### EXERCISE PROMPT
Word for word, repeat the entries, minus the pictures.

Figure data in JSON:

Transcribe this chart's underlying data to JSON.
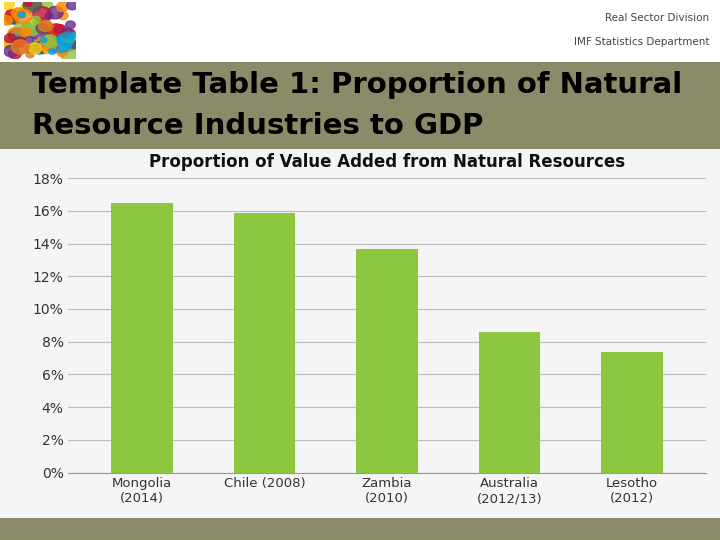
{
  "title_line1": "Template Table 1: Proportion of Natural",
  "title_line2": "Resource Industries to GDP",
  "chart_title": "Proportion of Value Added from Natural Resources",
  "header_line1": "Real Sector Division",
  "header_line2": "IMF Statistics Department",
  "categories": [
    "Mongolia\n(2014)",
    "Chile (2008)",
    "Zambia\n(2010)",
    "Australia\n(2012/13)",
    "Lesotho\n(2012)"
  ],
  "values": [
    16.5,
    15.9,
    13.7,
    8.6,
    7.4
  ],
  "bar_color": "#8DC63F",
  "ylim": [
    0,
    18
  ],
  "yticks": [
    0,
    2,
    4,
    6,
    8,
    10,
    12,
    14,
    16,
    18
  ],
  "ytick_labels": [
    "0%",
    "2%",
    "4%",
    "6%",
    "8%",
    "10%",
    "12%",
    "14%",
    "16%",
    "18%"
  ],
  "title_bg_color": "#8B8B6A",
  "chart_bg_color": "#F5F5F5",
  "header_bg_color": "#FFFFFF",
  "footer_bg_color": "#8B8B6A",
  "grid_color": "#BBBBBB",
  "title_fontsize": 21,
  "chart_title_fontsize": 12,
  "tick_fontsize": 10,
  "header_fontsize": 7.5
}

### RESULT OF THE TASK
Transcribe this chart's underlying data to JSON.
{
  "title_line1": "Template Table 1: Proportion of Natural",
  "title_line2": "Resource Industries to GDP",
  "chart_title": "Proportion of Value Added from Natural Resources",
  "header_line1": "Real Sector Division",
  "header_line2": "IMF Statistics Department",
  "categories": [
    "Mongolia\n(2014)",
    "Chile (2008)",
    "Zambia\n(2010)",
    "Australia\n(2012/13)",
    "Lesotho\n(2012)"
  ],
  "values": [
    16.5,
    15.9,
    13.7,
    8.6,
    7.4
  ],
  "bar_color": "#8DC63F",
  "ylim": [
    0,
    18
  ],
  "yticks": [
    0,
    2,
    4,
    6,
    8,
    10,
    12,
    14,
    16,
    18
  ],
  "ytick_labels": [
    "0%",
    "2%",
    "4%",
    "6%",
    "8%",
    "10%",
    "12%",
    "14%",
    "16%",
    "18%"
  ],
  "title_bg_color": "#8B8B6A",
  "chart_bg_color": "#F5F5F5",
  "header_bg_color": "#FFFFFF",
  "footer_bg_color": "#8B8B6A",
  "grid_color": "#BBBBBB",
  "title_fontsize": 21,
  "chart_title_fontsize": 12,
  "tick_fontsize": 10,
  "header_fontsize": 7.5
}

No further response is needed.